What you will do: Pull every line of the entries that has the word "this".

Data entries:
## Begin

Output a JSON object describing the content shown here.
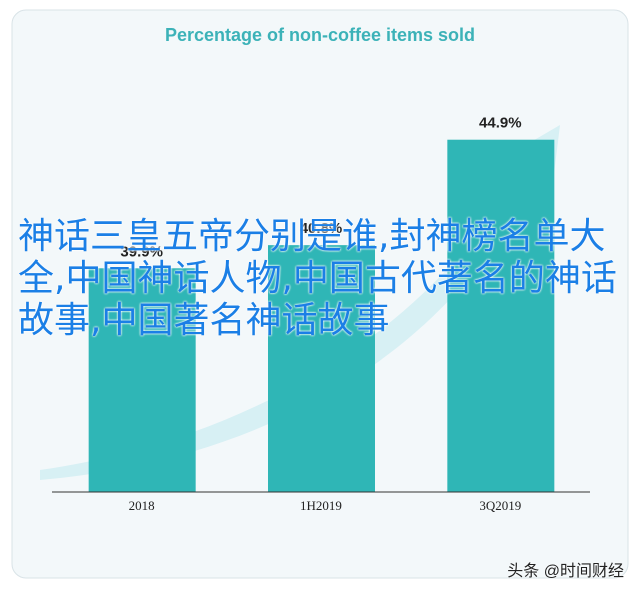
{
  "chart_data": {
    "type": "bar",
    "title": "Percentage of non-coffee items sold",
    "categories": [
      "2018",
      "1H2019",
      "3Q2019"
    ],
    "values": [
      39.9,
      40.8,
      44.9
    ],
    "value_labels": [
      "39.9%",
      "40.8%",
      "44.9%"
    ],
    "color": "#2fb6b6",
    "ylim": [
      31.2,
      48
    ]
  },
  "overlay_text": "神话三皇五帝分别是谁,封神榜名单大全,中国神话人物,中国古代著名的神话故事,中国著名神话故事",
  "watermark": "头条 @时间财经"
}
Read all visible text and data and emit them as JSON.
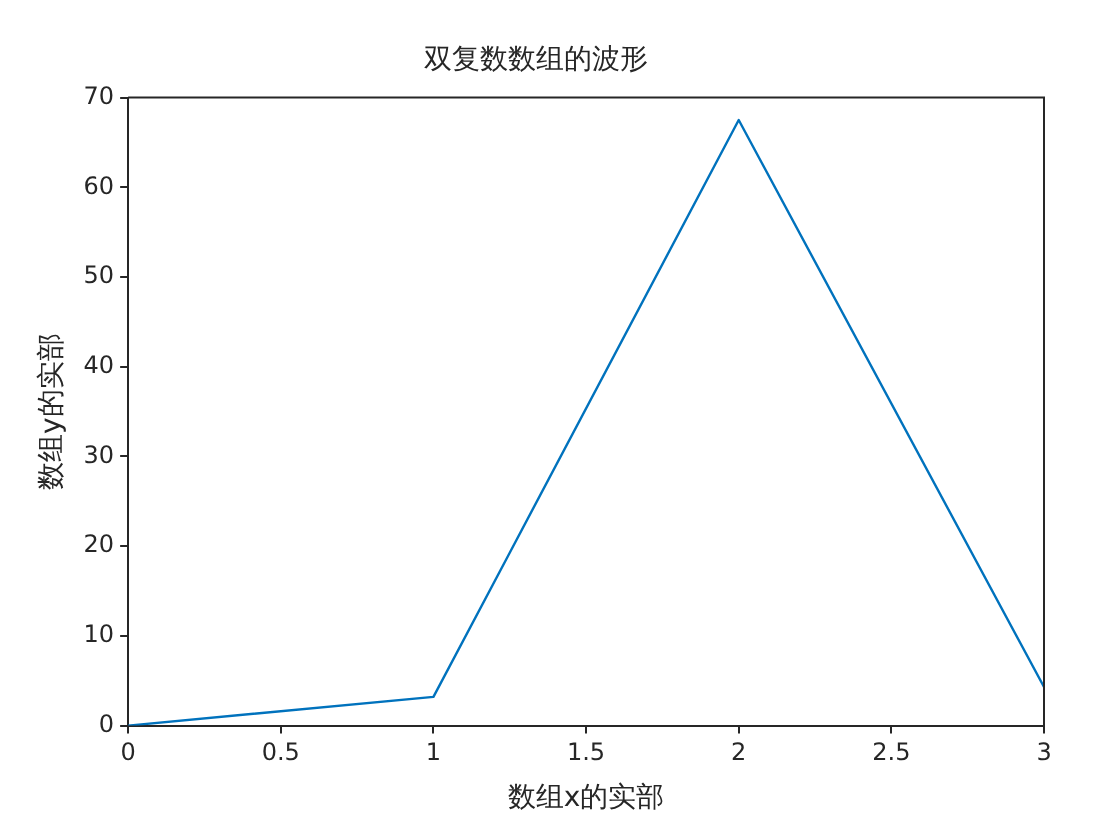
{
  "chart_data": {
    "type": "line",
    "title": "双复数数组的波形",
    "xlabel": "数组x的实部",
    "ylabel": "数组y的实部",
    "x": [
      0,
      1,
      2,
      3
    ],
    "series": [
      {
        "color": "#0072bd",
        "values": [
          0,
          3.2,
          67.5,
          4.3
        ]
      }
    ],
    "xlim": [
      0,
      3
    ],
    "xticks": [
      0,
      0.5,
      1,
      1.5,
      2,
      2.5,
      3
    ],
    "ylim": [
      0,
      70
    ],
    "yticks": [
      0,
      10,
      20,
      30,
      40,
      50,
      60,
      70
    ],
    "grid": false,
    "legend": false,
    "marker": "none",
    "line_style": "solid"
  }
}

## End
## Begin

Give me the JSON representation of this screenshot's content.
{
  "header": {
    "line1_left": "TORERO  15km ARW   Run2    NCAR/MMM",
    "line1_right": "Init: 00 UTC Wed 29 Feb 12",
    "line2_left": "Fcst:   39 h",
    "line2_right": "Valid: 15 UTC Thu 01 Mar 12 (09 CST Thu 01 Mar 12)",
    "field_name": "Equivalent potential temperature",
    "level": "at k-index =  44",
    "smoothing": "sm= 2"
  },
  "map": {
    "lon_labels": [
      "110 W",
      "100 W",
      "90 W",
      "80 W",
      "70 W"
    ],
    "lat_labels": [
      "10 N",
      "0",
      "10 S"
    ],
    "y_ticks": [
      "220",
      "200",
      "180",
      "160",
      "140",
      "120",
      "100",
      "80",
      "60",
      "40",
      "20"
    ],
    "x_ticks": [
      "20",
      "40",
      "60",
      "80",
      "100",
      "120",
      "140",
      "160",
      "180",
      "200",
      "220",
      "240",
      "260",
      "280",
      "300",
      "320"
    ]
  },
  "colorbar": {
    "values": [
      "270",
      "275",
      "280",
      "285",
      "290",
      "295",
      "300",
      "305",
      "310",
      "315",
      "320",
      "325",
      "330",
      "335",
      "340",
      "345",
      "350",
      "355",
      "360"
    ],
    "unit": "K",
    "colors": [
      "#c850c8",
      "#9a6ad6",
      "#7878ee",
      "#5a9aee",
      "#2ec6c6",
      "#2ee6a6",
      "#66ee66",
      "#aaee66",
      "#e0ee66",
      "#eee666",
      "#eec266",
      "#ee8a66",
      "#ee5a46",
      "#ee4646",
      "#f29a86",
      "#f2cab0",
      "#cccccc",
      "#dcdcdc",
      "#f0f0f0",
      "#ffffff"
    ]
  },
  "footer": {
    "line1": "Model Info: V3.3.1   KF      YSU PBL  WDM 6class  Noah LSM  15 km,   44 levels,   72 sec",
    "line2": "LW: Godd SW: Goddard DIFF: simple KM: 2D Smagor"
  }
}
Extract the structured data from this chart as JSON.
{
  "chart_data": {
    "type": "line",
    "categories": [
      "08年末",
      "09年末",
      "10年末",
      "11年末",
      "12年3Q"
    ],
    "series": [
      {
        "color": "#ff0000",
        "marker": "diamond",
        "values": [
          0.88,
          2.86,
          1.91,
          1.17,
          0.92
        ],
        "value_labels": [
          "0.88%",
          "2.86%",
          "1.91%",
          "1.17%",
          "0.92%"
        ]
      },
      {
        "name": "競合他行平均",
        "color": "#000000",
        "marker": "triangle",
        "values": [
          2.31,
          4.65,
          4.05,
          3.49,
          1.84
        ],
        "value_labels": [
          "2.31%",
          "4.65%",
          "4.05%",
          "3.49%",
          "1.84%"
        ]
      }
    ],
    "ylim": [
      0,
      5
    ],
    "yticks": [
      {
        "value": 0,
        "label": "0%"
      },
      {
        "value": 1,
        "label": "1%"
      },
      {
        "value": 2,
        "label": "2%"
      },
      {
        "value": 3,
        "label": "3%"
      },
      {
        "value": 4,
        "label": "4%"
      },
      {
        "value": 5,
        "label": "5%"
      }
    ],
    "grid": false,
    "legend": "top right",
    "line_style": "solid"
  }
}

## End

Result below:
Give me the JSON representation of this screenshot's content.
Extract the structured data from this chart as JSON.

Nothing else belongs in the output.